__EXTRACT__.
BEGIN
On a personal and human level – social media and digital platforms have also helped us stay connected. Community and human support have not been hindered due to isolation and quarantine strategies. Although the future is still uncertain – survival, to a large extent, has been made possible through social media.

The Coronavirus: What You Need to know about the Global Pandemic brings together medical experts Dr. Swapneil Parikh, Dr. Rajesh Parikh, and Maherra Desai, to present a timely and reliable narrative on the Covid 19 pandemic and possible ways forward.

 

History of the Coronavirus

On the eve of 31 December 2019, as the world celebrated the start of a new decade, the province of Wuhan alerted the World Health Organization of several ‘flu-like’ cases. Less than a week later, a novel coronavirus, was identified. In February, the disease it caused was named COVID-19.

The symptoms of Coronavirus are dangerously similar to that of the common flu: fever, coughing, breathlessness, tiredness, headache and muscle pain. But in India, that has such a high population density, we will have to do more than just stick to Namaste to greet each other. What we need most right now is credible and comprehensive information from professionals that can help us understand what the Coronavirus is, and how we can prepare and protect ourselves against it.

Panic is historically an integral component of pandemics. Understanding the Coronavirus within a larger, historical context of pandemics and survival is crucial to prepare – mentally, emotionally, and strategically – for the times about to come. Find an introduction to the history of the coronavirus below:

The Coronavirus

The story of the coronavirus (CoV) begins with Dr David Arthur John Tyrrell, a British virologist studying the common cold. Dr Tyrrell was born in Middlesex, United Kingdom, in 1925, and completed his medical training in 1948. The same year, the Common Cold Research Unit (CCRU) was founded under the auspices of the United Kingdom’s Medical Research Council. In 1957, Dr Tyrrell joined the unit, excited at the prospect of developing a cure for the common cold and, in 1982, became its director.
END
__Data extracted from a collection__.
BEGIN
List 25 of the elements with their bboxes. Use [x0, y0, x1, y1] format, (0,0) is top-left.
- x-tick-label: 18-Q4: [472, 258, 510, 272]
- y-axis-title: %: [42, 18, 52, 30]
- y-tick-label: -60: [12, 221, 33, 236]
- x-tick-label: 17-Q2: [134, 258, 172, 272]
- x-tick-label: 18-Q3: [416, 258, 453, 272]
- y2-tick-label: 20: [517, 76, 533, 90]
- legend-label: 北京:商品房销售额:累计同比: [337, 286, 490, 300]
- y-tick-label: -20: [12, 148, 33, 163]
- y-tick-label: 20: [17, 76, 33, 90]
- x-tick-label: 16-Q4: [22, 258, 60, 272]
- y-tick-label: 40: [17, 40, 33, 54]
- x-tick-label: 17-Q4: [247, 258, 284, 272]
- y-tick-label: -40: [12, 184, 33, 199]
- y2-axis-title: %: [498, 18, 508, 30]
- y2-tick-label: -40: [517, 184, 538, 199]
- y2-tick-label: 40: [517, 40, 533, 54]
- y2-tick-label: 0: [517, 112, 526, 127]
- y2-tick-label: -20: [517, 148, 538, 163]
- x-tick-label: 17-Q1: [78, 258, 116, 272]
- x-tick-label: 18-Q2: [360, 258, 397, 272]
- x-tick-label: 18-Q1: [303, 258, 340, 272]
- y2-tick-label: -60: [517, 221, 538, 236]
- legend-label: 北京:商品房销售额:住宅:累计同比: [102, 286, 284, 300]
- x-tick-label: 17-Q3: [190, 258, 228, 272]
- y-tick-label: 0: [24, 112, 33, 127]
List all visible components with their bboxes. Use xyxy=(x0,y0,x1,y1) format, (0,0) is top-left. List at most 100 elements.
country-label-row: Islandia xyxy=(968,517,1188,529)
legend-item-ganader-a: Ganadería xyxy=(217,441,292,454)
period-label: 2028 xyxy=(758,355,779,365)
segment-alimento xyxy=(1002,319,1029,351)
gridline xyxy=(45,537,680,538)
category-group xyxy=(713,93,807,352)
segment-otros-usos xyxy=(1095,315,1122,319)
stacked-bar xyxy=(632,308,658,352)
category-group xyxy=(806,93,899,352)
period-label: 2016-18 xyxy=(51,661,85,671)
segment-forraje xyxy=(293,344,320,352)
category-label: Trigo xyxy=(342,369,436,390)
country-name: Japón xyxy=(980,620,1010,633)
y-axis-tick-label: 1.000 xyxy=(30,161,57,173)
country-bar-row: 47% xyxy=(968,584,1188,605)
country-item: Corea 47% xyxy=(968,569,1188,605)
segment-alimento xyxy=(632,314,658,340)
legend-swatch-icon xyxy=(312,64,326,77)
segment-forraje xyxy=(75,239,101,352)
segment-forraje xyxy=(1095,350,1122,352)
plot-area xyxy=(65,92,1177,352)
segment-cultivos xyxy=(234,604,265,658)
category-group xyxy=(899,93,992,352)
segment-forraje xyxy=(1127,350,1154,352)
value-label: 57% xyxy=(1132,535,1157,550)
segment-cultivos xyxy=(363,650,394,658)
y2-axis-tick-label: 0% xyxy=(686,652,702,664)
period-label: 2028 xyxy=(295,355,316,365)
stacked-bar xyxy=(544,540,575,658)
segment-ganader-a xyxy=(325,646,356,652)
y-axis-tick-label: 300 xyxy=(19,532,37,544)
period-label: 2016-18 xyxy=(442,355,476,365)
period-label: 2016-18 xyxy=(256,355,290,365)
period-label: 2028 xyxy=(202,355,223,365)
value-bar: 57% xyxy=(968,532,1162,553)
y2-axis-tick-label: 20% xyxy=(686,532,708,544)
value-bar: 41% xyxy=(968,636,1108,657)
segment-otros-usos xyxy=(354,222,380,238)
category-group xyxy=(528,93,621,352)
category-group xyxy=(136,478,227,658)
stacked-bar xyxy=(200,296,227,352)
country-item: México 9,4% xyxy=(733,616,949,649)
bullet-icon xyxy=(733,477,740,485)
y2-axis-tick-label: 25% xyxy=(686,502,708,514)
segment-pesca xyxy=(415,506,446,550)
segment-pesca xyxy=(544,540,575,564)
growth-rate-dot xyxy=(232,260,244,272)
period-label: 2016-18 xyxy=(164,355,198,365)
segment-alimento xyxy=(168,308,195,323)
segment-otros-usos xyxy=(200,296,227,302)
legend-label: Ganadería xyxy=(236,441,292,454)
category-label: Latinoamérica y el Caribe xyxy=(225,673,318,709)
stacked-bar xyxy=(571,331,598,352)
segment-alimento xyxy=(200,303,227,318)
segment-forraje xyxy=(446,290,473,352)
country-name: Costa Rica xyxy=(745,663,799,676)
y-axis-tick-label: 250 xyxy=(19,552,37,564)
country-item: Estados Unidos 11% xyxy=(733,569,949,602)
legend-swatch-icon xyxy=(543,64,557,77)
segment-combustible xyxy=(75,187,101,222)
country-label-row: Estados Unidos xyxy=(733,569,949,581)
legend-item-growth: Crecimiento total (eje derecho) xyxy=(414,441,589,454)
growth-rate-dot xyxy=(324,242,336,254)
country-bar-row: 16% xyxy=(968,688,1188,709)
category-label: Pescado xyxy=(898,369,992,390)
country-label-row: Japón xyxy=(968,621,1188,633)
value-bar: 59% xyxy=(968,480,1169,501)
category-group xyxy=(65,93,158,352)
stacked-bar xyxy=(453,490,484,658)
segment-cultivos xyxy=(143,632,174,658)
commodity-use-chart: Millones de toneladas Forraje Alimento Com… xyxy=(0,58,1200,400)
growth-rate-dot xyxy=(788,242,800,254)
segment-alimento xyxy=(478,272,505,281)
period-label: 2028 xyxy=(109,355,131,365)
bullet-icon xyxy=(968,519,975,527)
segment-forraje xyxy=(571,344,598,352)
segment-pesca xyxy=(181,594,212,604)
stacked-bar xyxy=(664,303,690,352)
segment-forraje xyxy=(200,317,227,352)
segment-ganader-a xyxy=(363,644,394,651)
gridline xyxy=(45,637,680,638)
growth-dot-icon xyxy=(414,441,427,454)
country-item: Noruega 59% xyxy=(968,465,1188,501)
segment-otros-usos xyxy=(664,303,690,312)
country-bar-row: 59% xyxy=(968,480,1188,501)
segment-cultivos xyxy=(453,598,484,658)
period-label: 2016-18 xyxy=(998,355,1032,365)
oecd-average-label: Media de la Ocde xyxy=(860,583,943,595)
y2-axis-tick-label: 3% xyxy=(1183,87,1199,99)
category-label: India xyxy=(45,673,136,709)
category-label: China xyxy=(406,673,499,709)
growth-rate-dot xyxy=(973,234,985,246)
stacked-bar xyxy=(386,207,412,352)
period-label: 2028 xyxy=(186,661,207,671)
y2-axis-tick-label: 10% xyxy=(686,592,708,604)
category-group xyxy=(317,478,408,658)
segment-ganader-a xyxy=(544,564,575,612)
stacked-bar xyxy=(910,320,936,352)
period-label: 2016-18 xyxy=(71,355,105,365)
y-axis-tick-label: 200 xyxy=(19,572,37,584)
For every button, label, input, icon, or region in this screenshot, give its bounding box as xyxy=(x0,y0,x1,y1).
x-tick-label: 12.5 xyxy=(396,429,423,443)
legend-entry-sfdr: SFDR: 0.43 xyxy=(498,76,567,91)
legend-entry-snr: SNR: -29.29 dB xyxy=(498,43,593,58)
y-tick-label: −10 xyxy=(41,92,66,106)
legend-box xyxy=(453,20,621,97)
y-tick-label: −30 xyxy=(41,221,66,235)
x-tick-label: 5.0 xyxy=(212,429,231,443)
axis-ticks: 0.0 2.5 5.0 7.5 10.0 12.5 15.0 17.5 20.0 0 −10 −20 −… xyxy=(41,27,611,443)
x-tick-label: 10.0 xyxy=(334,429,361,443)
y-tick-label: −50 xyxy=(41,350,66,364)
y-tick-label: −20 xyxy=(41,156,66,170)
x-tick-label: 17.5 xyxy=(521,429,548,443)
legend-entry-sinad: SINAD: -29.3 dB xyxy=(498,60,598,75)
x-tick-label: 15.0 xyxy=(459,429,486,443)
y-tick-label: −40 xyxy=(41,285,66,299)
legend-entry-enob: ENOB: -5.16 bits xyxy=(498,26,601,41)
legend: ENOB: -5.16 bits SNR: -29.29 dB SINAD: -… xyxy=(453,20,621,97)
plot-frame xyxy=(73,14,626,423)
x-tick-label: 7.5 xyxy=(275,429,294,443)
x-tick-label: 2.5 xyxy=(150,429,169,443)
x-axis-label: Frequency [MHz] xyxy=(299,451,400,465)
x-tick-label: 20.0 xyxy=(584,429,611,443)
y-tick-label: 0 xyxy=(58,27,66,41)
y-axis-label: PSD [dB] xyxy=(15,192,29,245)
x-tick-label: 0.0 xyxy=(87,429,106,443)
END
__TASK REQUIREMENTS__.
#1 Please set down the part of the coronavirus text from "The Coronavirus: What" to "was named COVID-19.", word for word.
#2 Answer these questions on the coronavirus text:
(a) On what date did Wuhan alert the World Health Organization of several 'flu-like' cases?
(b) In what month was the disease named COVID-19?
(c) In what year was the Common Cold Research Unit founded?
#3 According to the coronavirus text, why is understanding the coronavirus within a larger historical context of pandemics and survival crucial? Answer in one to three sentences.

__COMPLETED EXERCISE__.
#1
The Coronavirus: What You Need to know about the Global Pandemic brings together medical experts Dr. Swapneil Parikh, Dr. Rajesh Parikh, and Maherra Desai, to present a timely and reliable narrative on the Covid 19 pandemic and possible ways forward.

 

History of the Coronavirus

On the eve of 31 December 2019, as the world celebrated the start of a new decade, the province of Wuhan alerted the World Health Organization of several ‘flu-like’ cases. Less than a week later, a novel coronavirus, was identified. In February, the disease it caused was named COVID-19.

#2
(a) On the eve of 31 December 2019.
(b) February.
(c) 1948.

#3 It is crucial for preparing mentally, emotionally, and strategically for the times about to come.